Aim → From the records below, give the number of lines that contain the string "волость", without any other text.

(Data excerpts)

-=-=-

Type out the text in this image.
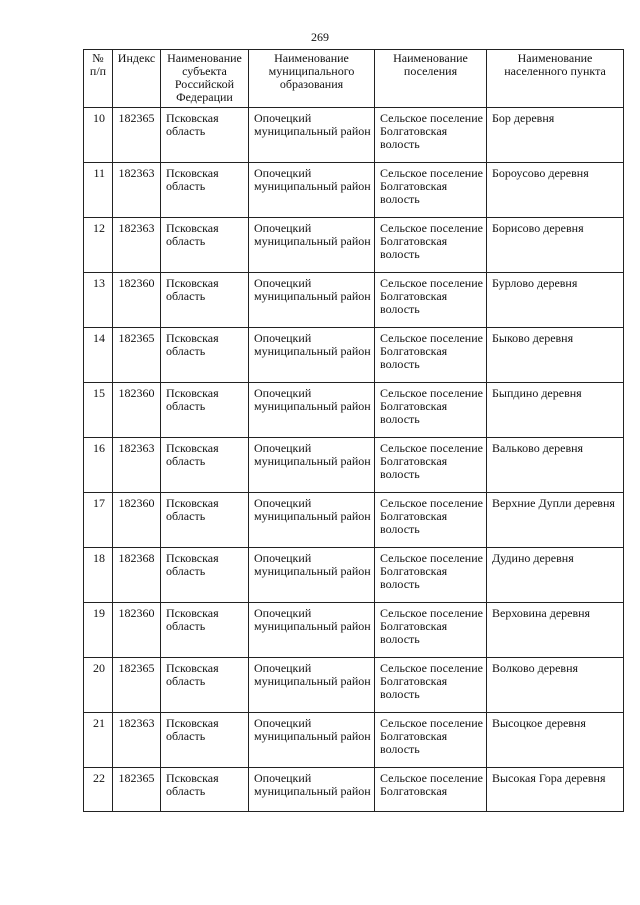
269
№ п/п	Индекс	Наименование субъекта Российской Федерации	Наименование муниципального образования	Наименование поселения	Наименование населенного пункта
10	182365	Псковская область	Опочецкий муниципальный район	Сельское поселение Болгатовская волость	Бор деревня
11	182363	Псковская область	Опочецкий муниципальный район	Сельское поселение Болгатовская волость	Бороусово деревня
12	182363	Псковская область	Опочецкий муниципальный район	Сельское поселение Болгатовская волость	Борисово деревня
13	182360	Псковская область	Опочецкий муниципальный район	Сельское поселение Болгатовская волость	Бурлово деревня
14	182365	Псковская область	Опочецкий муниципальный район	Сельское поселение Болгатовская волость	Быково деревня
15	182360	Псковская область	Опочецкий муниципальный район	Сельское поселение Болгатовская волость	Быпдино деревня
16	182363	Псковская область	Опочецкий муниципальный район	Сельское поселение Болгатовская волость	Вальково деревня
17	182360	Псковская область	Опочецкий муниципальный район	Сельское поселение Болгатовская волость	Верхние Дупли деревня
18	182368	Псковская область	Опочецкий муниципальный район	Сельское поселение Болгатовская волость	Дудино деревня
19	182360	Псковская область	Опочецкий муниципальный район	Сельское поселение Болгатовская волость	Верховина деревня
20	182365	Псковская область	Опочецкий муниципальный район	Сельское поселение Болгатовская волость	Волково деревня
21	182363	Псковская область	Опочецкий муниципальный район	Сельское поселение Болгатовская волость	Высоцкое деревня
22	182365	Псковская область	Опочецкий муниципальный район	Сельское поселение Болгатовская	Высокая Гора деревня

-=-=-

Worked answer → 12